## A run of records
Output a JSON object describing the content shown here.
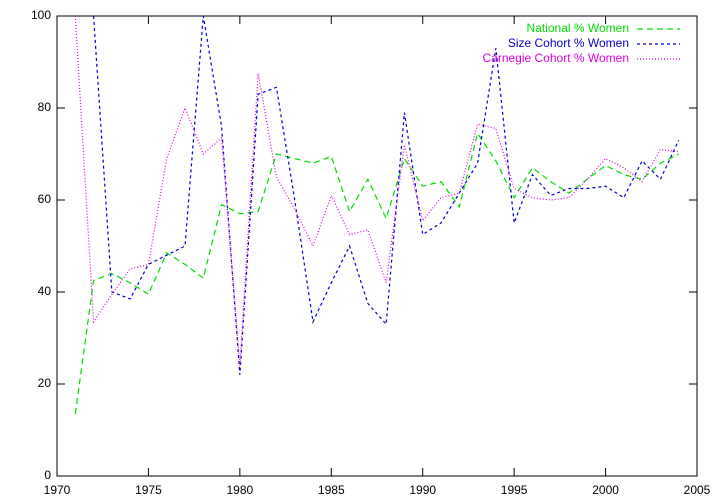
{
  "chart_data": {
    "type": "line",
    "x": [
      1971,
      1972,
      1973,
      1974,
      1975,
      1976,
      1977,
      1978,
      1979,
      1980,
      1981,
      1982,
      1983,
      1984,
      1985,
      1986,
      1987,
      1988,
      1989,
      1990,
      1991,
      1992,
      1993,
      1994,
      1995,
      1996,
      1997,
      1998,
      1999,
      2000,
      2001,
      2002,
      2003,
      2004
    ],
    "series": [
      {
        "name": "National % Women",
        "color": "#00dd00",
        "dash": "6,4",
        "values": [
          13.5,
          42.5,
          44,
          42,
          39.5,
          48.5,
          46,
          43,
          59,
          57,
          57.5,
          70,
          69,
          68,
          69.5,
          57.5,
          64.5,
          56,
          69,
          63,
          64,
          58.5,
          74.5,
          68.5,
          60.5,
          67,
          64,
          61.5,
          64.5,
          67.5,
          65.5,
          64.5,
          68,
          70
        ]
      },
      {
        "name": "Size Cohort % Women",
        "color": "#0000cc",
        "dash": "3,3",
        "values": [
          null,
          100,
          40,
          38.5,
          46,
          48,
          50,
          100,
          76,
          22,
          83,
          84.5,
          60,
          33.5,
          42,
          50,
          37.5,
          33,
          79,
          52.5,
          55,
          61.5,
          68,
          93,
          55,
          65.5,
          61,
          62.5,
          62.5,
          63,
          60.5,
          68.5,
          64.5,
          73
        ]
      },
      {
        "name": "Carnegie Cohort % Women",
        "color": "#dd00dd",
        "dash": "1,2",
        "values": [
          100,
          33.5,
          39.5,
          45,
          46,
          69,
          80,
          70,
          73.5,
          24,
          87.5,
          65,
          58,
          50,
          61,
          52.5,
          53.5,
          42,
          72,
          55.5,
          60.5,
          61.5,
          76.5,
          75.5,
          62.5,
          60.5,
          60,
          60.5,
          64.5,
          69,
          67,
          64,
          71,
          70.5
        ]
      }
    ],
    "xlim": [
      1970,
      2005
    ],
    "xticks": [
      1970,
      1975,
      1980,
      1985,
      1990,
      1995,
      2000,
      2005
    ],
    "ylim": [
      0,
      100
    ],
    "yticks": [
      0,
      20,
      40,
      60,
      80,
      100
    ],
    "legend": "top-right"
  }
}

## Written exercise
Extract each line holding the word "name" from the records.

## Result for this task
        "name": "National % Women",
        "name": "Size Cohort % Women",
        "name": "Carnegie Cohort % Women",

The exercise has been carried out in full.